TASK TO CARRY OUT:
Every line that contains the word "name" should be copied.

RECORDS FOR THE TASK:

— Begin —

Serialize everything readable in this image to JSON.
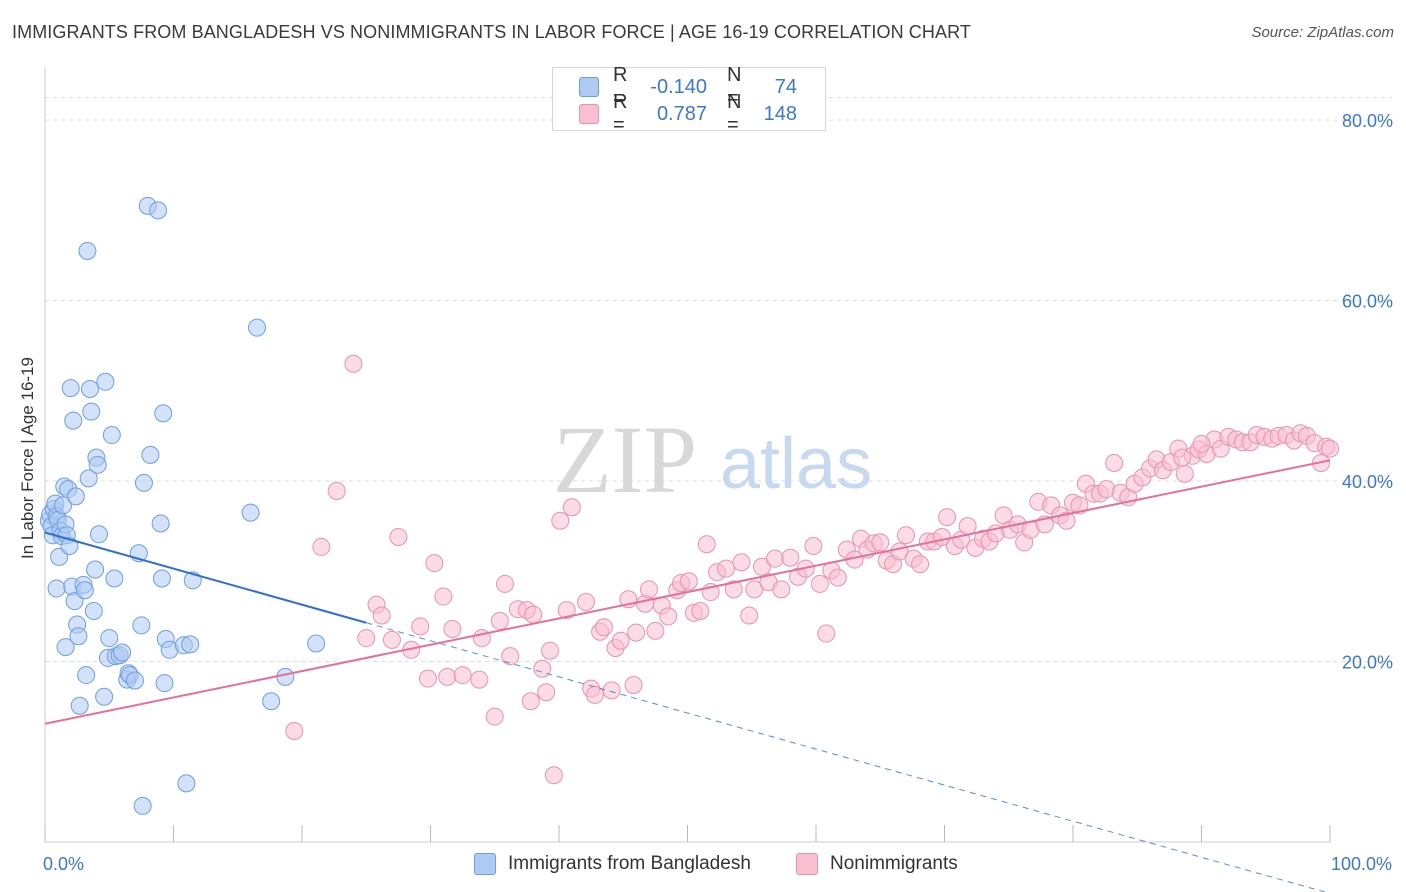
{
  "title": "IMMIGRANTS FROM BANGLADESH VS NONIMMIGRANTS IN LABOR FORCE | AGE 16-19 CORRELATION CHART",
  "source": "Source: ZipAtlas.com",
  "watermark": {
    "zip": "ZIP",
    "atlas": "atlas"
  },
  "colors": {
    "blue_fill": "#aecbf3",
    "blue_stroke": "#6d9fe0",
    "blue_line": "#2f6fd0",
    "pink_fill": "#f7bfd0",
    "pink_stroke": "#e893ae",
    "pink_line": "#e56f99",
    "tick_label": "#3b78d0",
    "grid": "#dddddd"
  },
  "legend": {
    "rows": [
      {
        "r_label": "R =",
        "r_value": "-0.140",
        "n_label": "N =",
        "n_value": "74"
      },
      {
        "r_label": "R =",
        "r_value": "0.787",
        "n_label": "N =",
        "n_value": "148"
      }
    ]
  },
  "bottom_legend": {
    "series1": "Immigrants from Bangladesh",
    "series2": "Nonimmigrants"
  },
  "chart_data": {
    "type": "scatter",
    "ylabel": "In Labor Force | Age 16-19",
    "xlim": [
      0,
      100
    ],
    "ylim": [
      0,
      85
    ],
    "x_tick_labels": [
      {
        "value": 0,
        "label": "0.0%"
      },
      {
        "value": 100,
        "label": "100.0%"
      }
    ],
    "y_tick_labels": [
      {
        "value": 20,
        "label": "20.0%"
      },
      {
        "value": 40,
        "label": "40.0%"
      },
      {
        "value": 60,
        "label": "60.0%"
      },
      {
        "value": 80,
        "label": "80.0%"
      }
    ],
    "grid": true,
    "series": [
      {
        "name": "Immigrants from Bangladesh",
        "color": "#aecbf3",
        "trend": {
          "x0": 0,
          "y0": 34.3,
          "x1": 25,
          "y1": 24.3,
          "dashed_to_x": 100,
          "dashed_to_y": -5.7
        },
        "points": [
          [
            0.3,
            35.6
          ],
          [
            0.4,
            36.3
          ],
          [
            0.5,
            35.0
          ],
          [
            0.6,
            34.0
          ],
          [
            0.7,
            36.9
          ],
          [
            0.8,
            37.5
          ],
          [
            0.9,
            36.1
          ],
          [
            1.0,
            35.7
          ],
          [
            1.1,
            31.6
          ],
          [
            1.2,
            34.5
          ],
          [
            1.3,
            33.9
          ],
          [
            1.4,
            37.3
          ],
          [
            1.5,
            39.4
          ],
          [
            1.6,
            35.2
          ],
          [
            1.7,
            34.0
          ],
          [
            1.8,
            39.1
          ],
          [
            1.9,
            32.8
          ],
          [
            2.0,
            50.3
          ],
          [
            2.1,
            28.3
          ],
          [
            2.2,
            46.7
          ],
          [
            2.3,
            26.7
          ],
          [
            2.4,
            38.3
          ],
          [
            2.5,
            24.1
          ],
          [
            2.6,
            22.8
          ],
          [
            2.7,
            15.1
          ],
          [
            3.0,
            28.5
          ],
          [
            3.1,
            27.9
          ],
          [
            3.2,
            18.5
          ],
          [
            3.3,
            65.5
          ],
          [
            3.4,
            40.3
          ],
          [
            3.5,
            50.2
          ],
          [
            3.6,
            47.7
          ],
          [
            3.8,
            25.6
          ],
          [
            3.9,
            30.2
          ],
          [
            4.0,
            42.6
          ],
          [
            4.1,
            41.8
          ],
          [
            4.2,
            34.1
          ],
          [
            4.6,
            16.1
          ],
          [
            4.7,
            51.0
          ],
          [
            4.9,
            20.4
          ],
          [
            5.0,
            22.6
          ],
          [
            5.2,
            45.1
          ],
          [
            5.4,
            29.2
          ],
          [
            5.5,
            20.6
          ],
          [
            5.8,
            20.7
          ],
          [
            6.0,
            21.0
          ],
          [
            6.4,
            18.0
          ],
          [
            6.5,
            18.7
          ],
          [
            6.6,
            18.5
          ],
          [
            7.0,
            17.9
          ],
          [
            7.3,
            32.0
          ],
          [
            7.5,
            24.0
          ],
          [
            7.6,
            4.0
          ],
          [
            7.7,
            39.8
          ],
          [
            8.0,
            70.5
          ],
          [
            8.2,
            42.9
          ],
          [
            8.8,
            70.0
          ],
          [
            9.0,
            35.3
          ],
          [
            9.1,
            29.2
          ],
          [
            9.2,
            47.5
          ],
          [
            9.3,
            17.6
          ],
          [
            9.4,
            22.5
          ],
          [
            9.7,
            21.3
          ],
          [
            10.8,
            21.8
          ],
          [
            11.0,
            6.5
          ],
          [
            11.3,
            21.9
          ],
          [
            11.5,
            29.0
          ],
          [
            16.0,
            36.5
          ],
          [
            16.5,
            57.0
          ],
          [
            17.6,
            15.6
          ],
          [
            18.7,
            18.3
          ],
          [
            21.1,
            22.0
          ],
          [
            0.9,
            28.1
          ],
          [
            1.6,
            21.6
          ]
        ]
      },
      {
        "name": "Nonimmigrants",
        "color": "#f7bfd0",
        "trend": {
          "x0": 0,
          "y0": 13.1,
          "x1": 100,
          "y1": 42.3
        },
        "points": [
          [
            19.4,
            12.3
          ],
          [
            21.5,
            32.7
          ],
          [
            22.7,
            38.9
          ],
          [
            24.0,
            53.0
          ],
          [
            25.0,
            22.6
          ],
          [
            25.8,
            26.3
          ],
          [
            26.2,
            25.1
          ],
          [
            27.0,
            22.4
          ],
          [
            27.5,
            33.8
          ],
          [
            28.5,
            21.3
          ],
          [
            29.2,
            23.9
          ],
          [
            29.8,
            18.1
          ],
          [
            30.3,
            30.9
          ],
          [
            31.0,
            27.2
          ],
          [
            31.3,
            18.3
          ],
          [
            31.7,
            23.6
          ],
          [
            32.5,
            18.5
          ],
          [
            33.8,
            18.0
          ],
          [
            34.0,
            22.6
          ],
          [
            35.0,
            13.9
          ],
          [
            35.4,
            24.5
          ],
          [
            35.8,
            28.6
          ],
          [
            36.2,
            20.6
          ],
          [
            36.8,
            25.8
          ],
          [
            37.5,
            25.7
          ],
          [
            37.8,
            15.6
          ],
          [
            38.0,
            25.2
          ],
          [
            38.7,
            19.2
          ],
          [
            39.0,
            16.6
          ],
          [
            39.3,
            21.2
          ],
          [
            39.6,
            7.4
          ],
          [
            40.1,
            35.6
          ],
          [
            40.6,
            25.7
          ],
          [
            41.0,
            37.1
          ],
          [
            42.1,
            26.6
          ],
          [
            42.5,
            17.0
          ],
          [
            42.8,
            16.3
          ],
          [
            43.2,
            23.3
          ],
          [
            43.5,
            23.8
          ],
          [
            44.1,
            16.8
          ],
          [
            44.4,
            21.5
          ],
          [
            44.8,
            22.3
          ],
          [
            45.4,
            26.9
          ],
          [
            45.8,
            17.4
          ],
          [
            46.0,
            23.2
          ],
          [
            46.7,
            26.4
          ],
          [
            47.0,
            28.0
          ],
          [
            47.5,
            23.4
          ],
          [
            48.0,
            26.2
          ],
          [
            48.5,
            25.0
          ],
          [
            49.2,
            27.9
          ],
          [
            49.5,
            28.7
          ],
          [
            50.1,
            28.9
          ],
          [
            50.5,
            25.4
          ],
          [
            51.0,
            25.6
          ],
          [
            51.5,
            33.0
          ],
          [
            51.8,
            27.7
          ],
          [
            52.3,
            29.9
          ],
          [
            53.0,
            30.3
          ],
          [
            53.6,
            28.0
          ],
          [
            54.2,
            31.0
          ],
          [
            54.8,
            25.1
          ],
          [
            55.2,
            28.0
          ],
          [
            55.8,
            30.5
          ],
          [
            56.3,
            28.8
          ],
          [
            56.8,
            31.4
          ],
          [
            57.3,
            28.0
          ],
          [
            58.0,
            31.5
          ],
          [
            58.6,
            29.4
          ],
          [
            59.2,
            30.3
          ],
          [
            59.8,
            32.8
          ],
          [
            60.3,
            28.6
          ],
          [
            60.8,
            23.1
          ],
          [
            61.2,
            30.1
          ],
          [
            61.7,
            29.3
          ],
          [
            62.4,
            32.4
          ],
          [
            63.0,
            31.3
          ],
          [
            63.5,
            33.6
          ],
          [
            64.0,
            32.4
          ],
          [
            64.5,
            33.1
          ],
          [
            65.0,
            33.2
          ],
          [
            65.5,
            31.2
          ],
          [
            66.0,
            30.8
          ],
          [
            66.5,
            32.2
          ],
          [
            67.0,
            34.0
          ],
          [
            67.6,
            31.4
          ],
          [
            68.1,
            30.8
          ],
          [
            68.7,
            33.3
          ],
          [
            69.2,
            33.3
          ],
          [
            69.8,
            33.8
          ],
          [
            70.2,
            36.0
          ],
          [
            70.8,
            32.8
          ],
          [
            71.3,
            33.5
          ],
          [
            71.8,
            35.0
          ],
          [
            72.4,
            32.6
          ],
          [
            73.0,
            33.6
          ],
          [
            73.5,
            33.3
          ],
          [
            74.0,
            34.2
          ],
          [
            74.6,
            36.2
          ],
          [
            75.1,
            34.6
          ],
          [
            75.7,
            35.2
          ],
          [
            76.2,
            33.2
          ],
          [
            76.7,
            34.6
          ],
          [
            77.3,
            37.7
          ],
          [
            77.8,
            35.2
          ],
          [
            78.3,
            37.3
          ],
          [
            79.0,
            36.2
          ],
          [
            79.5,
            35.6
          ],
          [
            80.0,
            37.6
          ],
          [
            80.5,
            37.3
          ],
          [
            81.0,
            39.7
          ],
          [
            81.6,
            38.6
          ],
          [
            82.1,
            38.6
          ],
          [
            82.6,
            39.1
          ],
          [
            83.2,
            42.0
          ],
          [
            83.7,
            38.7
          ],
          [
            84.3,
            38.2
          ],
          [
            84.8,
            39.7
          ],
          [
            85.4,
            40.4
          ],
          [
            86.0,
            41.4
          ],
          [
            86.5,
            42.4
          ],
          [
            87.0,
            41.2
          ],
          [
            87.6,
            42.1
          ],
          [
            88.2,
            43.6
          ],
          [
            88.7,
            40.8
          ],
          [
            89.3,
            42.8
          ],
          [
            89.8,
            43.5
          ],
          [
            90.4,
            43.0
          ],
          [
            91.0,
            44.6
          ],
          [
            91.5,
            43.6
          ],
          [
            92.1,
            44.9
          ],
          [
            92.7,
            44.6
          ],
          [
            93.2,
            44.3
          ],
          [
            93.8,
            44.3
          ],
          [
            94.3,
            45.1
          ],
          [
            94.9,
            44.9
          ],
          [
            95.5,
            44.7
          ],
          [
            96.0,
            45.0
          ],
          [
            96.6,
            45.1
          ],
          [
            97.2,
            44.5
          ],
          [
            97.7,
            45.3
          ],
          [
            98.2,
            45.0
          ],
          [
            98.8,
            44.2
          ],
          [
            99.3,
            42.0
          ],
          [
            99.7,
            43.8
          ],
          [
            100.0,
            43.6
          ],
          [
            88.5,
            42.6
          ],
          [
            90.0,
            44.1
          ]
        ]
      }
    ]
  }
}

— End —

ANSWER TO THIS PROBLEM:
        "name": "Immigrants from Bangladesh",
        "name": "Nonimmigrants",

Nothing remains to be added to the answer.